### Information shown
'''
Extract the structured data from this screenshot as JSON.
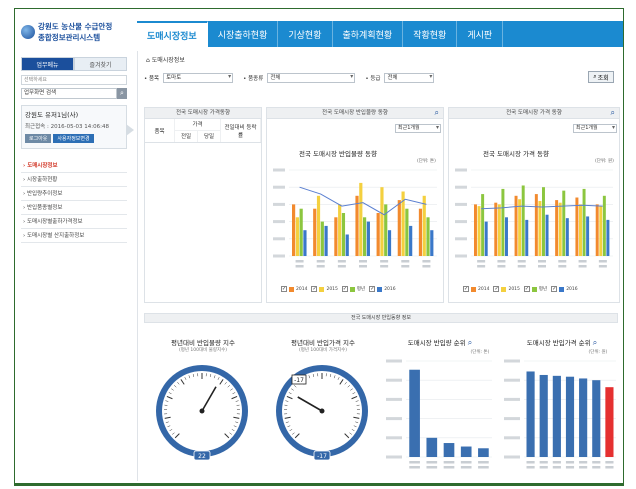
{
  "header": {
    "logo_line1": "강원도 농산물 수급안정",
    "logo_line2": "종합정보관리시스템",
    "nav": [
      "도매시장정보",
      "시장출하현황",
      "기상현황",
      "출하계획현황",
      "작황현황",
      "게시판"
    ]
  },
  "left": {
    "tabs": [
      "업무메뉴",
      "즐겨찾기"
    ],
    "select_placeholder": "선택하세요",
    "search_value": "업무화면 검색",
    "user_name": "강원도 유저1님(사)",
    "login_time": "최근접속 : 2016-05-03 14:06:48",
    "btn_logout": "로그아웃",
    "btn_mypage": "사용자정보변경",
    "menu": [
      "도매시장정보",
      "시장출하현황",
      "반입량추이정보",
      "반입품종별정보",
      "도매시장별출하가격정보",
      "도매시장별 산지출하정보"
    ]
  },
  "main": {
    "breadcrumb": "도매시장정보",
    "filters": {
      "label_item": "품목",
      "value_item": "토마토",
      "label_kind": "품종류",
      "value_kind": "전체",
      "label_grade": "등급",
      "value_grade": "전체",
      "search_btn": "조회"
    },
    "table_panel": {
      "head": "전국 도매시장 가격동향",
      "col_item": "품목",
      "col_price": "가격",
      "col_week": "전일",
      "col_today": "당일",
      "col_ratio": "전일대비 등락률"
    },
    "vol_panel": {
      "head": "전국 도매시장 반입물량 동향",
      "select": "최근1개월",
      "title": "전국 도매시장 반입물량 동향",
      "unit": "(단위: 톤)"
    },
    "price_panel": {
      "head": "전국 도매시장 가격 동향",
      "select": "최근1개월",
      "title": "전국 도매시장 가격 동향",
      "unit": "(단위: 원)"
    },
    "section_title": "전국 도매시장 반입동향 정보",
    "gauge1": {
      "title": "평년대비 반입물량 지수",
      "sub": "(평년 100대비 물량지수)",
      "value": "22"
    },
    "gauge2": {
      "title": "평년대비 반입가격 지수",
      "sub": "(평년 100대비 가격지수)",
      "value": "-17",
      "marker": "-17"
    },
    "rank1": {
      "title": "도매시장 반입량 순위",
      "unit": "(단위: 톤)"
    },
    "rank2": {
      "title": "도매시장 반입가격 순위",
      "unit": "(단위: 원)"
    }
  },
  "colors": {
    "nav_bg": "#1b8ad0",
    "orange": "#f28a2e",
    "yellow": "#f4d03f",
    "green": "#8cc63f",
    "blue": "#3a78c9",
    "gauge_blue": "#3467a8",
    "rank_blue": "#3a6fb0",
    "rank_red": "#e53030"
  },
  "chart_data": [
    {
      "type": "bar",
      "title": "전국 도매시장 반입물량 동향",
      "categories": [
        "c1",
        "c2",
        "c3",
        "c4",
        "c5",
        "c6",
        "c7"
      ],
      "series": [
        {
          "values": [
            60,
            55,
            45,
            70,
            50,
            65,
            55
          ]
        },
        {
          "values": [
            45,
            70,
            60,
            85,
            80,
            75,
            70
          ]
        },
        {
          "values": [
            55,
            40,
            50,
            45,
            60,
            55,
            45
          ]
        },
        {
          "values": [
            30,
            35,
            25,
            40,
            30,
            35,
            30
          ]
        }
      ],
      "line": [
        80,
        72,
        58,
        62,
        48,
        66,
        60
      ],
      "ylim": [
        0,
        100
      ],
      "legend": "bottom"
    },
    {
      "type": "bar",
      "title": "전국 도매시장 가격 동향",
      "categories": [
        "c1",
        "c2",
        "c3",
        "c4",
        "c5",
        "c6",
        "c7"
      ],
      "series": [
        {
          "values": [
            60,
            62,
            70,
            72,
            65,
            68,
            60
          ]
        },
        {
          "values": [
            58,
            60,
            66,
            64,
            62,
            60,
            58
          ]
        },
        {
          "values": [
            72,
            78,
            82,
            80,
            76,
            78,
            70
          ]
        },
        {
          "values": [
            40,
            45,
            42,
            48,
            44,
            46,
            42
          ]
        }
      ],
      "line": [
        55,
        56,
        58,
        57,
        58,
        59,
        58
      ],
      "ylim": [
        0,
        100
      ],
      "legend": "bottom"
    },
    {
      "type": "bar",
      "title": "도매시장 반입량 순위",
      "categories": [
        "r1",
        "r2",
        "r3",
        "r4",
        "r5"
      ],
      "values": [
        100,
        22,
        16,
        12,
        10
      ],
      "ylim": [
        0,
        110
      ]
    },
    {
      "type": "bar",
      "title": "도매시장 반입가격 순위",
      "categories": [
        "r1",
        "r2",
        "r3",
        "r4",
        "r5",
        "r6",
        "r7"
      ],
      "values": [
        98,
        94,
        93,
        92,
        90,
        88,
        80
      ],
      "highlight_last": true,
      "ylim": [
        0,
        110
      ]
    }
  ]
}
'''
### Exercise goal
Reproduce all the entries that precede this task, word for word, minus any pictures.

### Written solution
Extract the structured data from this screenshot as JSON.
{
  "header": {
    "logo_line1": "강원도 농산물 수급안정",
    "logo_line2": "종합정보관리시스템",
    "nav": [
      "도매시장정보",
      "시장출하현황",
      "기상현황",
      "출하계획현황",
      "작황현황",
      "게시판"
    ]
  },
  "left": {
    "tabs": [
      "업무메뉴",
      "즐겨찾기"
    ],
    "select_placeholder": "선택하세요",
    "search_value": "업무화면 검색",
    "user_name": "강원도 유저1님(사)",
    "login_time": "최근접속 : 2016-05-03 14:06:48",
    "btn_logout": "로그아웃",
    "btn_mypage": "사용자정보변경",
    "menu": [
      "도매시장정보",
      "시장출하현황",
      "반입량추이정보",
      "반입품종별정보",
      "도매시장별출하가격정보",
      "도매시장별 산지출하정보"
    ]
  },
  "main": {
    "breadcrumb": "도매시장정보",
    "filters": {
      "label_item": "품목",
      "value_item": "토마토",
      "label_kind": "품종류",
      "value_kind": "전체",
      "label_grade": "등급",
      "value_grade": "전체",
      "search_btn": "조회"
    },
    "table_panel": {
      "head": "전국 도매시장 가격동향",
      "col_item": "품목",
      "col_price": "가격",
      "col_week": "전일",
      "col_today": "당일",
      "col_ratio": "전일대비 등락률"
    },
    "vol_panel": {
      "head": "전국 도매시장 반입물량 동향",
      "select": "최근1개월",
      "title": "전국 도매시장 반입물량 동향",
      "unit": "(단위: 톤)"
    },
    "price_panel": {
      "head": "전국 도매시장 가격 동향",
      "select": "최근1개월",
      "title": "전국 도매시장 가격 동향",
      "unit": "(단위: 원)"
    },
    "section_title": "전국 도매시장 반입동향 정보",
    "gauge1": {
      "title": "평년대비 반입물량 지수",
      "sub": "(평년 100대비 물량지수)",
      "value": "22"
    },
    "gauge2": {
      "title": "평년대비 반입가격 지수",
      "sub": "(평년 100대비 가격지수)",
      "value": "-17",
      "marker": "-17"
    },
    "rank1": {
      "title": "도매시장 반입량 순위",
      "unit": "(단위: 톤)"
    },
    "rank2": {
      "title": "도매시장 반입가격 순위",
      "unit": "(단위: 원)"
    }
  },
  "colors": {
    "nav_bg": "#1b8ad0",
    "orange": "#f28a2e",
    "yellow": "#f4d03f",
    "green": "#8cc63f",
    "blue": "#3a78c9",
    "gauge_blue": "#3467a8",
    "rank_blue": "#3a6fb0",
    "rank_red": "#e53030"
  },
  "chart_data": [
    {
      "type": "bar",
      "title": "전국 도매시장 반입물량 동향",
      "categories": [
        "c1",
        "c2",
        "c3",
        "c4",
        "c5",
        "c6",
        "c7"
      ],
      "series": [
        {
          "values": [
            60,
            55,
            45,
            70,
            50,
            65,
            55
          ]
        },
        {
          "values": [
            45,
            70,
            60,
            85,
            80,
            75,
            70
          ]
        },
        {
          "values": [
            55,
            40,
            50,
            45,
            60,
            55,
            45
          ]
        },
        {
          "values": [
            30,
            35,
            25,
            40,
            30,
            35,
            30
          ]
        }
      ],
      "line": [
        80,
        72,
        58,
        62,
        48,
        66,
        60
      ],
      "ylim": [
        0,
        100
      ],
      "legend": "bottom"
    },
    {
      "type": "bar",
      "title": "전국 도매시장 가격 동향",
      "categories": [
        "c1",
        "c2",
        "c3",
        "c4",
        "c5",
        "c6",
        "c7"
      ],
      "series": [
        {
          "values": [
            60,
            62,
            70,
            72,
            65,
            68,
            60
          ]
        },
        {
          "values": [
            58,
            60,
            66,
            64,
            62,
            60,
            58
          ]
        },
        {
          "values": [
            72,
            78,
            82,
            80,
            76,
            78,
            70
          ]
        },
        {
          "values": [
            40,
            45,
            42,
            48,
            44,
            46,
            42
          ]
        }
      ],
      "line": [
        55,
        56,
        58,
        57,
        58,
        59,
        58
      ],
      "ylim": [
        0,
        100
      ],
      "legend": "bottom"
    },
    {
      "type": "bar",
      "title": "도매시장 반입량 순위",
      "categories": [
        "r1",
        "r2",
        "r3",
        "r4",
        "r5"
      ],
      "values": [
        100,
        22,
        16,
        12,
        10
      ],
      "ylim": [
        0,
        110
      ]
    },
    {
      "type": "bar",
      "title": "도매시장 반입가격 순위",
      "categories": [
        "r1",
        "r2",
        "r3",
        "r4",
        "r5",
        "r6",
        "r7"
      ],
      "values": [
        98,
        94,
        93,
        92,
        90,
        88,
        80
      ],
      "highlight_last": true,
      "ylim": [
        0,
        110
      ]
    }
  ]
}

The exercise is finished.